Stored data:
──────────
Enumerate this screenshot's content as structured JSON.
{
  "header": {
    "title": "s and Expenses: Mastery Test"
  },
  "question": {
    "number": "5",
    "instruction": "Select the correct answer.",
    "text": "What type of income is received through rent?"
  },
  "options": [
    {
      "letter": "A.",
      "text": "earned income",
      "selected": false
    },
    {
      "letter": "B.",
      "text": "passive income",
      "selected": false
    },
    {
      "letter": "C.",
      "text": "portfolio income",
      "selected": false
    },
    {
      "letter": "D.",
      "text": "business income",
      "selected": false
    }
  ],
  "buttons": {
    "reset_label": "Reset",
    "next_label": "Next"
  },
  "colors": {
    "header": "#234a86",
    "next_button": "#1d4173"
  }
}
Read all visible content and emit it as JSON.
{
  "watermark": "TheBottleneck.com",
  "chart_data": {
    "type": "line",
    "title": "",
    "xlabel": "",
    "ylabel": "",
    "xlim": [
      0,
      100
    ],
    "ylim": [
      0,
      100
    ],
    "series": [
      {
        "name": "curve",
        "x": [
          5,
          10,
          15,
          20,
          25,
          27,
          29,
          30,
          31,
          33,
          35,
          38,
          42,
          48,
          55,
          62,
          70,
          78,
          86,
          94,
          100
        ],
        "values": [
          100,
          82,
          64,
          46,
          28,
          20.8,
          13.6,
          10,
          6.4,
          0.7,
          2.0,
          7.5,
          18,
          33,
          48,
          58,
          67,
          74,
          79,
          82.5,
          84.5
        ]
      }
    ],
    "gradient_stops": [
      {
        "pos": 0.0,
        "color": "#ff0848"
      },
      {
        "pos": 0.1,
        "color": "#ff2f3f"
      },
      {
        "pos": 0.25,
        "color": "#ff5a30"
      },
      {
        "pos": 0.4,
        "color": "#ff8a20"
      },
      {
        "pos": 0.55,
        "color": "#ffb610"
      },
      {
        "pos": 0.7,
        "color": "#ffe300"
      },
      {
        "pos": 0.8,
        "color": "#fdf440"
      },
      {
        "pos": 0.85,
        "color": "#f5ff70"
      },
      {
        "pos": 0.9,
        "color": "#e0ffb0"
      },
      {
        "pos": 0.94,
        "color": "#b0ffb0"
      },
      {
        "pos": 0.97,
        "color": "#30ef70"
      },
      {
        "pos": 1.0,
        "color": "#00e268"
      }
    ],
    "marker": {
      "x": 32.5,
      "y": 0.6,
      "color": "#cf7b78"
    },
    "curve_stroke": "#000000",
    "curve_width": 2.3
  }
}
──────────
The request: Each entry must be reproduced verbatim.

Answer to this problem:
Enumerate this screenshot's content as structured JSON.
{
  "header": {
    "title": "s and Expenses: Mastery Test"
  },
  "question": {
    "number": "5",
    "instruction": "Select the correct answer.",
    "text": "What type of income is received through rent?"
  },
  "options": [
    {
      "letter": "A.",
      "text": "earned income",
      "selected": false
    },
    {
      "letter": "B.",
      "text": "passive income",
      "selected": false
    },
    {
      "letter": "C.",
      "text": "portfolio income",
      "selected": false
    },
    {
      "letter": "D.",
      "text": "business income",
      "selected": false
    }
  ],
  "buttons": {
    "reset_label": "Reset",
    "next_label": "Next"
  },
  "colors": {
    "header": "#234a86",
    "next_button": "#1d4173"
  }
}
Read all visible content and emit it as JSON.
{
  "watermark": "TheBottleneck.com",
  "chart_data": {
    "type": "line",
    "title": "",
    "xlabel": "",
    "ylabel": "",
    "xlim": [
      0,
      100
    ],
    "ylim": [
      0,
      100
    ],
    "series": [
      {
        "name": "curve",
        "x": [
          5,
          10,
          15,
          20,
          25,
          27,
          29,
          30,
          31,
          33,
          35,
          38,
          42,
          48,
          55,
          62,
          70,
          78,
          86,
          94,
          100
        ],
        "values": [
          100,
          82,
          64,
          46,
          28,
          20.8,
          13.6,
          10,
          6.4,
          0.7,
          2.0,
          7.5,
          18,
          33,
          48,
          58,
          67,
          74,
          79,
          82.5,
          84.5
        ]
      }
    ],
    "gradient_stops": [
      {
        "pos": 0.0,
        "color": "#ff0848"
      },
      {
        "pos": 0.1,
        "color": "#ff2f3f"
      },
      {
        "pos": 0.25,
        "color": "#ff5a30"
      },
      {
        "pos": 0.4,
        "color": "#ff8a20"
      },
      {
        "pos": 0.55,
        "color": "#ffb610"
      },
      {
        "pos": 0.7,
        "color": "#ffe300"
      },
      {
        "pos": 0.8,
        "color": "#fdf440"
      },
      {
        "pos": 0.85,
        "color": "#f5ff70"
      },
      {
        "pos": 0.9,
        "color": "#e0ffb0"
      },
      {
        "pos": 0.94,
        "color": "#b0ffb0"
      },
      {
        "pos": 0.97,
        "color": "#30ef70"
      },
      {
        "pos": 1.0,
        "color": "#00e268"
      }
    ],
    "marker": {
      "x": 32.5,
      "y": 0.6,
      "color": "#cf7b78"
    },
    "curve_stroke": "#000000",
    "curve_width": 2.3
  }
}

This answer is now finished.